* The task
Every record below should be printed exactly as given.

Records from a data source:
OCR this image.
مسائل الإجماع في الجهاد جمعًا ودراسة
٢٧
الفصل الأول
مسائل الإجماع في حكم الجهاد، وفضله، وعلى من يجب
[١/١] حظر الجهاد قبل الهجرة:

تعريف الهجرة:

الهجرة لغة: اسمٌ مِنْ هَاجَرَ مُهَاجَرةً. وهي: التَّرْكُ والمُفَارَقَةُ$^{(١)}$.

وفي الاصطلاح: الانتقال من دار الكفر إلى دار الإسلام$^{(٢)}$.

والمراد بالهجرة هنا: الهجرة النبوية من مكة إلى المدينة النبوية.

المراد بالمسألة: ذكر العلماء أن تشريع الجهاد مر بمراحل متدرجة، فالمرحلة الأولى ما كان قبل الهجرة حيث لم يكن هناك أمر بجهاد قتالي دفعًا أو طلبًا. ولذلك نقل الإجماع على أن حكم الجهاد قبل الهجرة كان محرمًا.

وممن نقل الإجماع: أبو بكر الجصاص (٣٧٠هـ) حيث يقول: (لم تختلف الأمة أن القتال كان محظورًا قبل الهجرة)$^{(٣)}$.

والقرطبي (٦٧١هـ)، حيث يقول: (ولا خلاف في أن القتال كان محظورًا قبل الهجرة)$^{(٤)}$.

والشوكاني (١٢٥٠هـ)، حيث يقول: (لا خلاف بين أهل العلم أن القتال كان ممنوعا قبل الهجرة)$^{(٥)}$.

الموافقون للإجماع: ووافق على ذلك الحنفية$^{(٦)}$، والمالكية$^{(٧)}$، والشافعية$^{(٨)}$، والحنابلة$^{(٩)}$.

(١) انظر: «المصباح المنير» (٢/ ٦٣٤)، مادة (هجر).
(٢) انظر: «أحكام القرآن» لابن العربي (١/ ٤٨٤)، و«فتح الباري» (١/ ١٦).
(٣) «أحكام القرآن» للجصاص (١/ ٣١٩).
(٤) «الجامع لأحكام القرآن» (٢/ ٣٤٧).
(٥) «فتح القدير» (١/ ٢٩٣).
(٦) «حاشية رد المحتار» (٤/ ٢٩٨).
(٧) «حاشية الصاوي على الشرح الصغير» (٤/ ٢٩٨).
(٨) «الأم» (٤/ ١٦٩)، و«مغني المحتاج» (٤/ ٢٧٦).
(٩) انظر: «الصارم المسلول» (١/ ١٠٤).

* Result of this task
OCR this image.
مسائل الإجماع في الجهاد جمعًا ودراسة
٢٧
الفصل الأول
مسائل الإجماع في حكم الجهاد، وفضله، وعلى من يجب
[١/١] حظر الجهاد قبل الهجرة:

تعريف الهجرة:

الهجرة لغة: اسمٌ مِنْ هَاجَرَ مُهَاجَرةً. وهي: التَّرْكُ والمُفَارَقَةُ$^{(١)}$.

وفي الاصطلاح: الانتقال من دار الكفر إلى دار الإسلام$^{(٢)}$.

والمراد بالهجرة هنا: الهجرة النبوية من مكة إلى المدينة النبوية.

المراد بالمسألة: ذكر العلماء أن تشريع الجهاد مر بمراحل متدرجة، فالمرحلة الأولى ما كان قبل الهجرة حيث لم يكن هناك أمر بجهاد قتالي دفعًا أو طلبًا. ولذلك نقل الإجماع على أن حكم الجهاد قبل الهجرة كان محرمًا.

وممن نقل الإجماع: أبو بكر الجصاص (٣٧٠هـ) حيث يقول: (لم تختلف الأمة أن القتال كان محظورًا قبل الهجرة)$^{(٣)}$.

والقرطبي (٦٧١هـ)، حيث يقول: (ولا خلاف في أن القتال كان محظورًا قبل الهجرة)$^{(٤)}$.

والشوكاني (١٢٥٠هـ)، حيث يقول: (لا خلاف بين أهل العلم أن القتال كان ممنوعا قبل الهجرة)$^{(٥)}$.

الموافقون للإجماع: ووافق على ذلك الحنفية$^{(٦)}$، والمالكية$^{(٧)}$، والشافعية$^{(٨)}$، والحنابلة$^{(٩)}$.

(١) انظر: «المصباح المنير» (٢/ ٦٣٤)، مادة (هجر).
(٢) انظر: «أحكام القرآن» لابن العربي (١/ ٤٨٤)، و«فتح الباري» (١/ ١٦).
(٣) «أحكام القرآن» للجصاص (١/ ٣١٩).
(٤) «الجامع لأحكام القرآن» (٢/ ٣٤٧).
(٥) «فتح القدير» (١/ ٢٩٣).
(٦) «حاشية رد المحتار» (٤/ ٢٩٨).
(٧) «حاشية الصاوي على الشرح الصغير» (٤/ ٢٩٨).
(٨) «الأم» (٤/ ١٦٩)، و«مغني المحتاج» (٤/ ٢٧٦).
(٩) انظر: «الصارم المسلول» (١/ ١٠٤).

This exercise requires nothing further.